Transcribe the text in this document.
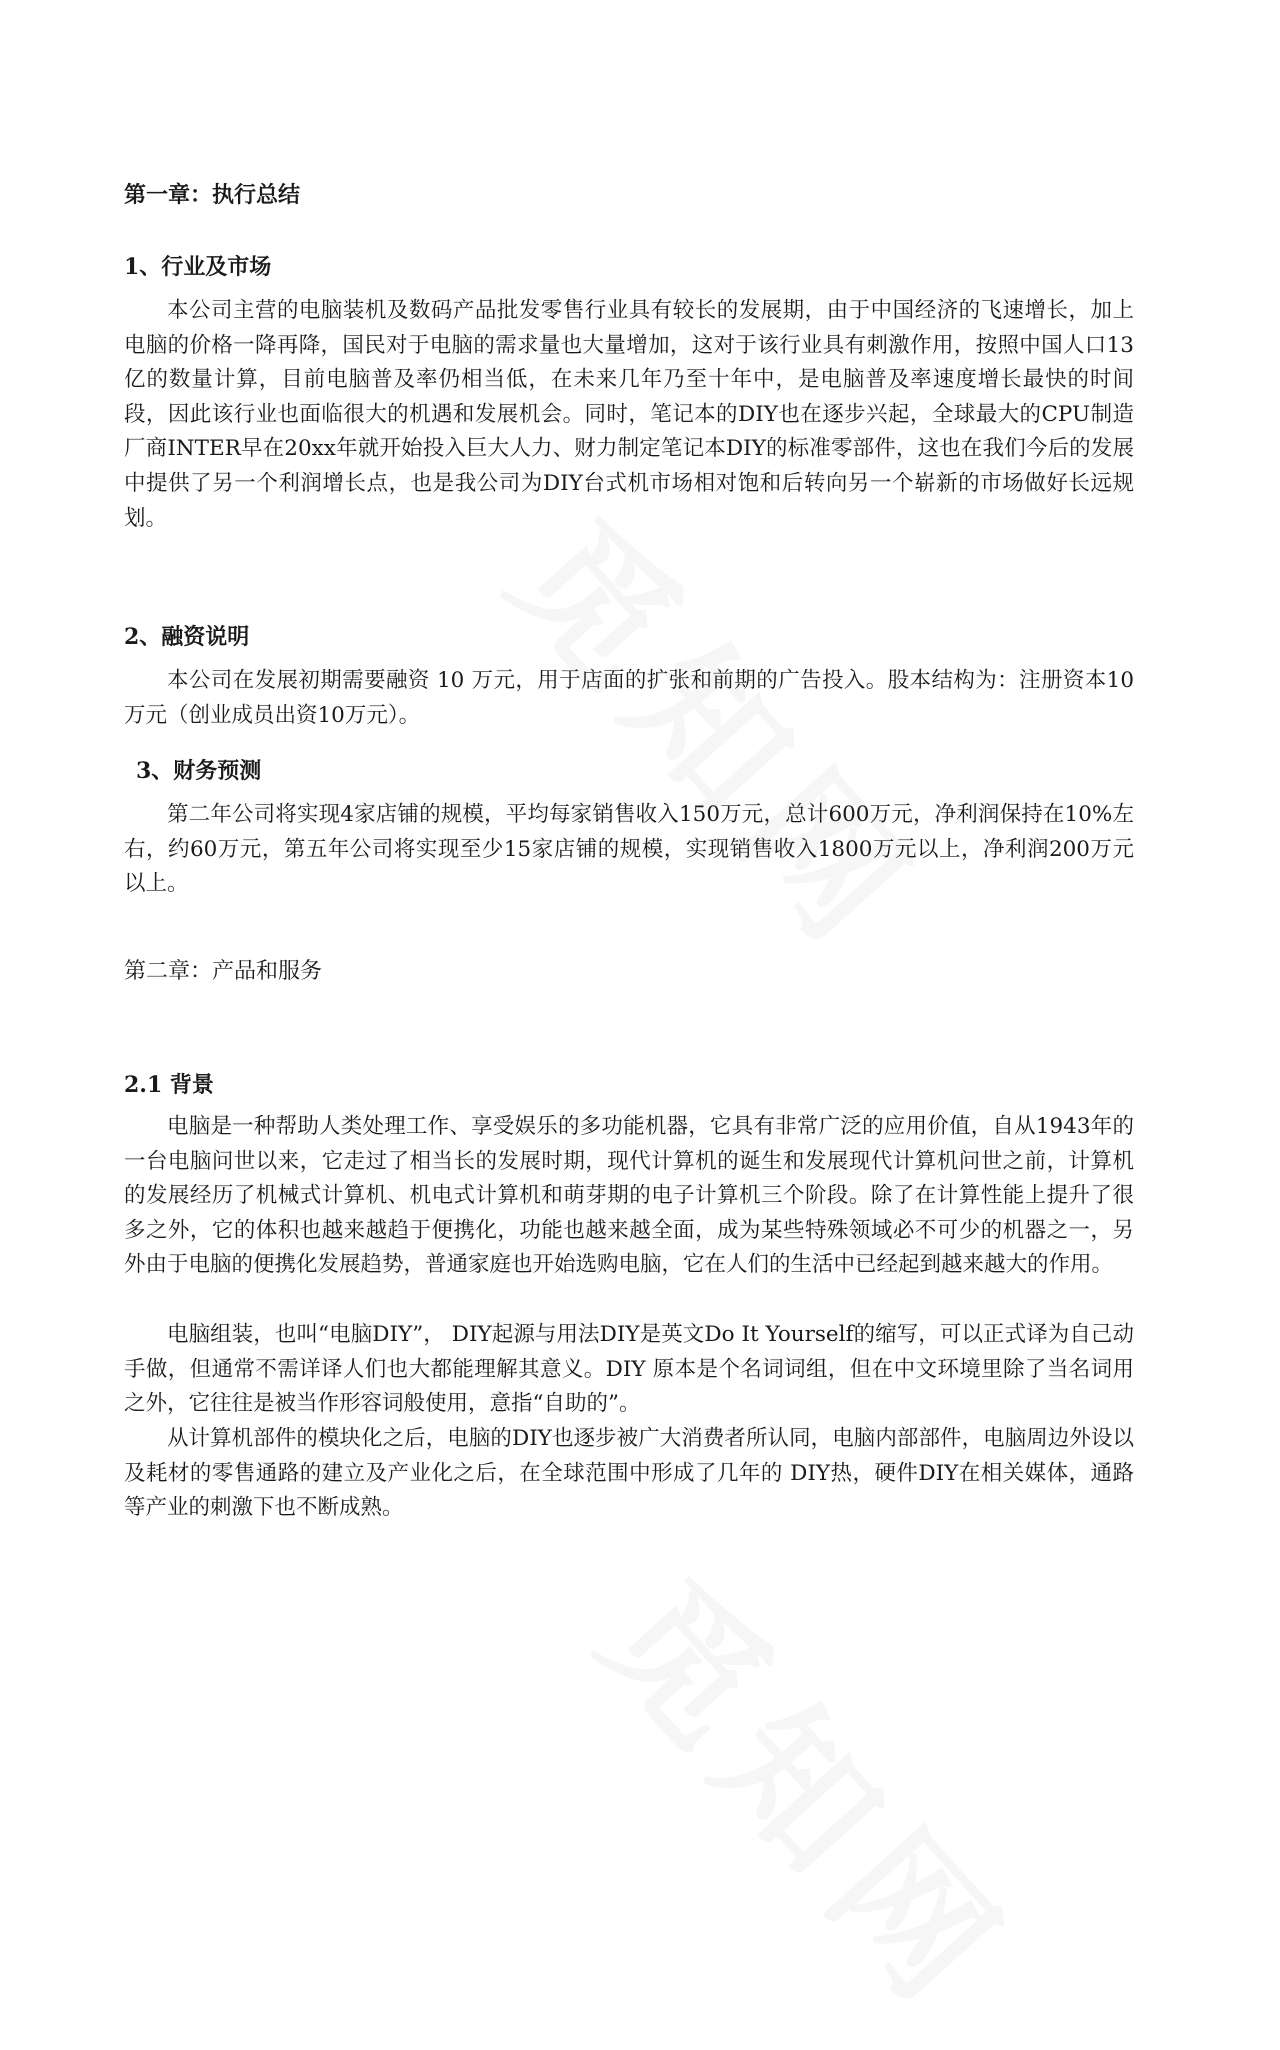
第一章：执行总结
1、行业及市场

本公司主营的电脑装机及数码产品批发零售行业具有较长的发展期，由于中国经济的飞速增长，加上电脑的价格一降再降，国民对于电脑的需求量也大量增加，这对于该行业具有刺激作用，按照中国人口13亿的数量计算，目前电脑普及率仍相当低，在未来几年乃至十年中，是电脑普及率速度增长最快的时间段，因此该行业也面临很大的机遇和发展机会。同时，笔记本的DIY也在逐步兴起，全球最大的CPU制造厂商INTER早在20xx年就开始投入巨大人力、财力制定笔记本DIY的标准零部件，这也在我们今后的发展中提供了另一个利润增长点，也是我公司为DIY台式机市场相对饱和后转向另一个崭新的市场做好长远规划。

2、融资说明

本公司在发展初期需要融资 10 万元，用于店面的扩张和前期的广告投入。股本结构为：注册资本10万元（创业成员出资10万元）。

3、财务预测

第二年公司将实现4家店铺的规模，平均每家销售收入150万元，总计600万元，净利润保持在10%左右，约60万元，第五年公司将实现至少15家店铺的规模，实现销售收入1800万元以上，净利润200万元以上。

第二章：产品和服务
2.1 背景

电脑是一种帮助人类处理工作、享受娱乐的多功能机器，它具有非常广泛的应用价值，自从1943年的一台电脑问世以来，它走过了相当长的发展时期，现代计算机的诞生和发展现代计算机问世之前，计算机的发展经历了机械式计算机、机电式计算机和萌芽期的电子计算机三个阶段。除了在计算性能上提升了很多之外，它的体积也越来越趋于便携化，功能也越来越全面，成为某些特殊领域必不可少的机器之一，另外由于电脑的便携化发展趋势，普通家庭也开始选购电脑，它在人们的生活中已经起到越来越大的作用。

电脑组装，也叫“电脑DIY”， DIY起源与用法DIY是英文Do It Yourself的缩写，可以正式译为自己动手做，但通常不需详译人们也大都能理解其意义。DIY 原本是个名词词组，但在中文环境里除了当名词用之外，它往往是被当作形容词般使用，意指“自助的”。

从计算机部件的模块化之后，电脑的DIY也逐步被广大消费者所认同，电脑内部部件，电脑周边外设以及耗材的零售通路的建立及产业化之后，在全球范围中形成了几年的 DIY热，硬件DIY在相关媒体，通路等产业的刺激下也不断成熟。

______

DIRECTIVE: Transcribe every entry above exactly. Omit all pictures.

SOLUTION FOR THIS EXERCISE:
Transcribe the text in this document.
第一章：执行总结
1、行业及市场

本公司主营的电脑装机及数码产品批发零售行业具有较长的发展期，由于中国经济的飞速增长，加上电脑的价格一降再降，国民对于电脑的需求量也大量增加，这对于该行业具有刺激作用，按照中国人口13亿的数量计算，目前电脑普及率仍相当低，在未来几年乃至十年中，是电脑普及率速度增长最快的时间段，因此该行业也面临很大的机遇和发展机会。同时，笔记本的DIY也在逐步兴起，全球最大的CPU制造厂商INTER早在20xx年就开始投入巨大人力、财力制定笔记本DIY的标准零部件，这也在我们今后的发展中提供了另一个利润增长点，也是我公司为DIY台式机市场相对饱和后转向另一个崭新的市场做好长远规划。

2、融资说明

本公司在发展初期需要融资 10 万元，用于店面的扩张和前期的广告投入。股本结构为：注册资本10万元（创业成员出资10万元）。

3、财务预测

第二年公司将实现4家店铺的规模，平均每家销售收入150万元，总计600万元，净利润保持在10%左右，约60万元，第五年公司将实现至少15家店铺的规模，实现销售收入1800万元以上，净利润200万元以上。

第二章：产品和服务
2.1 背景

电脑是一种帮助人类处理工作、享受娱乐的多功能机器，它具有非常广泛的应用价值，自从1943年的一台电脑问世以来，它走过了相当长的发展时期，现代计算机的诞生和发展现代计算机问世之前，计算机的发展经历了机械式计算机、机电式计算机和萌芽期的电子计算机三个阶段。除了在计算性能上提升了很多之外，它的体积也越来越趋于便携化，功能也越来越全面，成为某些特殊领域必不可少的机器之一，另外由于电脑的便携化发展趋势，普通家庭也开始选购电脑，它在人们的生活中已经起到越来越大的作用。

电脑组装，也叫“电脑DIY”， DIY起源与用法DIY是英文Do It Yourself的缩写，可以正式译为自己动手做，但通常不需详译人们也大都能理解其意义。DIY 原本是个名词词组，但在中文环境里除了当名词用之外，它往往是被当作形容词般使用，意指“自助的”。

从计算机部件的模块化之后，电脑的DIY也逐步被广大消费者所认同，电脑内部部件，电脑周边外设以及耗材的零售通路的建立及产业化之后，在全球范围中形成了几年的 DIY热，硬件DIY在相关媒体，通路等产业的刺激下也不断成熟。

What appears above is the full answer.